Stated problem — Locate the string "五个带头" throughout the material and copy every line in which it occurs.

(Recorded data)
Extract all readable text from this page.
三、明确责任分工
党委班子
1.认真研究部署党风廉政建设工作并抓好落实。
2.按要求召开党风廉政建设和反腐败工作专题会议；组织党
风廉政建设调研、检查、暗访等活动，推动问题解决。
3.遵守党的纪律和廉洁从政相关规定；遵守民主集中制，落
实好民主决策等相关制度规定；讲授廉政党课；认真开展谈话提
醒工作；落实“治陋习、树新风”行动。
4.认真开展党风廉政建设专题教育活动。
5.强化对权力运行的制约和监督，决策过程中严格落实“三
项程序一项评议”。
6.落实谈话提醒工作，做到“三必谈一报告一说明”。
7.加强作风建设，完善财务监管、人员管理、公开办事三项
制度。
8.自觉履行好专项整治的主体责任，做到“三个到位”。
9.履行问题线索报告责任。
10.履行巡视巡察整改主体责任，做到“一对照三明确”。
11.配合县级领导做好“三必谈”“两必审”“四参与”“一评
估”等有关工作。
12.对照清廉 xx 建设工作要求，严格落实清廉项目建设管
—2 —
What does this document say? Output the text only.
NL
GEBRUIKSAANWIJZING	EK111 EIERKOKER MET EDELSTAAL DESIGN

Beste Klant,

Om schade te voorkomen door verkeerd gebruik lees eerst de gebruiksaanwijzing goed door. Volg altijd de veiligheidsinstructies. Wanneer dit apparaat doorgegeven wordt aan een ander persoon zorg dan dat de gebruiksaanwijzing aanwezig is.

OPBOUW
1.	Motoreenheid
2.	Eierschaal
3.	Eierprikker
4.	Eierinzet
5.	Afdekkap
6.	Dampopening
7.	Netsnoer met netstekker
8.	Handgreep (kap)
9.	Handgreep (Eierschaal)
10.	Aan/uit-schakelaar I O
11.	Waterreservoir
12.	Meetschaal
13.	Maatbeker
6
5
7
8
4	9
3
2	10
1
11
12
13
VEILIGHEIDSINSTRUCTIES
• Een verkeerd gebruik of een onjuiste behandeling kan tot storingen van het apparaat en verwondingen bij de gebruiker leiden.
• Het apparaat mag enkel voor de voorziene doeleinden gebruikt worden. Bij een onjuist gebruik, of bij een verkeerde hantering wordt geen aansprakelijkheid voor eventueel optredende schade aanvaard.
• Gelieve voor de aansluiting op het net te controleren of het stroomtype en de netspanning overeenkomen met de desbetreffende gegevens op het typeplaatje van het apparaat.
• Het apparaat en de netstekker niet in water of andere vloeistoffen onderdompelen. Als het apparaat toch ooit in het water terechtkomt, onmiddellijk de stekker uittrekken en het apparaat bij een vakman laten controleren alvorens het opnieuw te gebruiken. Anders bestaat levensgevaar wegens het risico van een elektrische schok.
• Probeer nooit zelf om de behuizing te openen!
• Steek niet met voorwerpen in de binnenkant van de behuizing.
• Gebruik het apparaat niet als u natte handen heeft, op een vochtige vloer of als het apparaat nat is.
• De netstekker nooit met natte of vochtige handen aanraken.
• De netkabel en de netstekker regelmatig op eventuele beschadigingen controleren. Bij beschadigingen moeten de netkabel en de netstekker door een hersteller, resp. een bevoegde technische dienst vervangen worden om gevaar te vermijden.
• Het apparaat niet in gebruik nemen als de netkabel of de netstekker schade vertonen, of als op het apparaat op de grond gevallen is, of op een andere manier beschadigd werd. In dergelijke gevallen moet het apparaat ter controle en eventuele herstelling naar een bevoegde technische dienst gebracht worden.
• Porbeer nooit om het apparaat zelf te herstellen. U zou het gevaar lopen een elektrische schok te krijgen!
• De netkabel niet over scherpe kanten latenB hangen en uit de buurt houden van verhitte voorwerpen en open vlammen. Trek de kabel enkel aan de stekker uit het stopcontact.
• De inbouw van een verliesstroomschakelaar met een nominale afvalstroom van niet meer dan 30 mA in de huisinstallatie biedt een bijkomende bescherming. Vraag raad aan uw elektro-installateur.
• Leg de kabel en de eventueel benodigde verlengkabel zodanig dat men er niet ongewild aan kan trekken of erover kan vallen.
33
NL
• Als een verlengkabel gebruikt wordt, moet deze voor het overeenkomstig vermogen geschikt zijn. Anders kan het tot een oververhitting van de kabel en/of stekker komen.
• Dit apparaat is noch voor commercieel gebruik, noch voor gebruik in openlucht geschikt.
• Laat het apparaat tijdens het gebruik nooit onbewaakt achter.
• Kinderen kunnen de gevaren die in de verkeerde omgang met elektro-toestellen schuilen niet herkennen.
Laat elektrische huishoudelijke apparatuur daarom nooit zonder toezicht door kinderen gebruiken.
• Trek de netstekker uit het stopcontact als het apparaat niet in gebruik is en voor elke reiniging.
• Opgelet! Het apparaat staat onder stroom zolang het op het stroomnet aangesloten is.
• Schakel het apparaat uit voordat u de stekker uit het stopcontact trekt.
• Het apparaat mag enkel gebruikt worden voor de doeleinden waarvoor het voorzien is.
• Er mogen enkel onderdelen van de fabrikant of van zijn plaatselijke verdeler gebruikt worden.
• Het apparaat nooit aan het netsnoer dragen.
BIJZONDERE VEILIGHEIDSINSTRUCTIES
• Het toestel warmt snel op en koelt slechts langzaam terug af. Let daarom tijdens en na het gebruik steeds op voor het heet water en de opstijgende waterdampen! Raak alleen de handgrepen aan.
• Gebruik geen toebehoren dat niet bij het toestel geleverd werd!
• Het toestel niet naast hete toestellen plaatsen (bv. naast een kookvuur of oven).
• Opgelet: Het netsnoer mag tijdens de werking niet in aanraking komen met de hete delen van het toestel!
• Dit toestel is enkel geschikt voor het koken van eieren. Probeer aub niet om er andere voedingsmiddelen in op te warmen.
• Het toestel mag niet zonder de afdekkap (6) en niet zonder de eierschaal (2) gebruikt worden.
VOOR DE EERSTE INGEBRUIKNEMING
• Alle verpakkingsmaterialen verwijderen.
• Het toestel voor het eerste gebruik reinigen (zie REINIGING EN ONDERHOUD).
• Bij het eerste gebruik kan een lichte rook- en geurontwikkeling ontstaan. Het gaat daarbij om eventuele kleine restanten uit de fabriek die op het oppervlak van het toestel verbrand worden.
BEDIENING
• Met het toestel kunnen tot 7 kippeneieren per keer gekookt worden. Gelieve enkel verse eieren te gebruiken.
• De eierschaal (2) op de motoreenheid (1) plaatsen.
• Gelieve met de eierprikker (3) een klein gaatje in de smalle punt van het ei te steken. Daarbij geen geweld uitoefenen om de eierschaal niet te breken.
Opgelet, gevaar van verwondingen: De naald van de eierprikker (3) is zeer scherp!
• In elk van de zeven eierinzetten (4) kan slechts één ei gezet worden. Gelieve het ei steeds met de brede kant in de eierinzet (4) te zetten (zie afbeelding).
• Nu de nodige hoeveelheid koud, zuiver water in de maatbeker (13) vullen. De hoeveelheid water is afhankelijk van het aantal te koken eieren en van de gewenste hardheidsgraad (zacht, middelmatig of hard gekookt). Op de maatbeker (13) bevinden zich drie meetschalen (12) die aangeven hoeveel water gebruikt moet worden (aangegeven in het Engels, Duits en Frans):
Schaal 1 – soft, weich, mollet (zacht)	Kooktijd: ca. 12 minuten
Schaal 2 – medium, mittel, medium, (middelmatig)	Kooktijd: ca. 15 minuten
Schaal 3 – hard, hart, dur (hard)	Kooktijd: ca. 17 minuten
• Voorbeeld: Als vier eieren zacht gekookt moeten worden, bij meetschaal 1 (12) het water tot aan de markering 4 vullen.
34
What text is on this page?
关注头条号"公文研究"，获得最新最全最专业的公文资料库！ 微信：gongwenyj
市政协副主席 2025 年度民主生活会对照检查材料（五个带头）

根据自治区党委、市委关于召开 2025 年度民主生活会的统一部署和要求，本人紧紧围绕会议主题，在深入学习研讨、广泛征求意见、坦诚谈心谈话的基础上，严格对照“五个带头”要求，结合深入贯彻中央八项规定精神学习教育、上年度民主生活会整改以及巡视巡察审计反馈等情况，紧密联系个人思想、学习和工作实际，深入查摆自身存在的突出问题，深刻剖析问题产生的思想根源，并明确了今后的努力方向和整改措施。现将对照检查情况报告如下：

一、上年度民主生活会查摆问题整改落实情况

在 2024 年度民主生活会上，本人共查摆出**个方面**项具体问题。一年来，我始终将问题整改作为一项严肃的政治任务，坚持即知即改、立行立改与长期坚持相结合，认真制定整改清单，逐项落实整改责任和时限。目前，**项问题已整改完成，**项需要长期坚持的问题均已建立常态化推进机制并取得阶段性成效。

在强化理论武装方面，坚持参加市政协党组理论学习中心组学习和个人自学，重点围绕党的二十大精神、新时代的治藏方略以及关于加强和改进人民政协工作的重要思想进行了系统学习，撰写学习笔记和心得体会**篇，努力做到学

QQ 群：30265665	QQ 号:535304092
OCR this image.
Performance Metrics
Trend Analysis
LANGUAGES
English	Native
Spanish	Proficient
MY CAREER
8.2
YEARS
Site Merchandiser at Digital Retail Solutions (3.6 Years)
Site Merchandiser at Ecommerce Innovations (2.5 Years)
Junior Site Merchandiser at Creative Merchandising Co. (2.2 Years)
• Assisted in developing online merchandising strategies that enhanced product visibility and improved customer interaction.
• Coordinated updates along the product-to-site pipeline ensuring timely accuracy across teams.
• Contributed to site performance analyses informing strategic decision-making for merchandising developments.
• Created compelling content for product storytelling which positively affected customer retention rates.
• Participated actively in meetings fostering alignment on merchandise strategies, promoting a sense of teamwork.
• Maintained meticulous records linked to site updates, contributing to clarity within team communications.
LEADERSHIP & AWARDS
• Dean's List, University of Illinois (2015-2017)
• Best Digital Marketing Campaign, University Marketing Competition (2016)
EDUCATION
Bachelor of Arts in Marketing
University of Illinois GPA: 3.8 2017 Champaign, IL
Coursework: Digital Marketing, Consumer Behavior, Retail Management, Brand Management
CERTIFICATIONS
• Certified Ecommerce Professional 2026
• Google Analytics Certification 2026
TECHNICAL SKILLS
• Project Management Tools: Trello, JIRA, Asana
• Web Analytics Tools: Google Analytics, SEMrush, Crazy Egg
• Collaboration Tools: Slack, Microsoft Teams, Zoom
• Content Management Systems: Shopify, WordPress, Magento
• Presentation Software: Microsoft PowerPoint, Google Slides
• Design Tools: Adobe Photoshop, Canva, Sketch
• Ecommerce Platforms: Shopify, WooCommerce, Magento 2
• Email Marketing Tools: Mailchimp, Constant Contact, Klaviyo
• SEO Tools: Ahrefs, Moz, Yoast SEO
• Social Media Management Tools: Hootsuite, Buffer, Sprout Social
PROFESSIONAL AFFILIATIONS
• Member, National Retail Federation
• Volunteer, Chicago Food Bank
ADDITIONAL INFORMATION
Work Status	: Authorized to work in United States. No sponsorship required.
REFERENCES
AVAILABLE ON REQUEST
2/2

Output for this exercise —
市政协副主席 2025 年度民主生活会对照检查材料（五个带头）
根据自治区党委、市委关于召开 2025 年度民主生活会的统一部署和要求，本人紧紧围绕会议主题，在深入学习研讨、广泛征求意见、坦诚谈心谈话的基础上，严格对照“五个带头”要求，结合深入贯彻中央八项规定精神学习教育、上年度民主生活会整改以及巡视巡察审计反馈等情况，紧密联系个人思想、学习和工作实际，深入查摆自身存在的突出问题，深刻剖析问题产生的思想根源，并明确了今后的努力方向和整改措施。现将对照检查情况报告如下：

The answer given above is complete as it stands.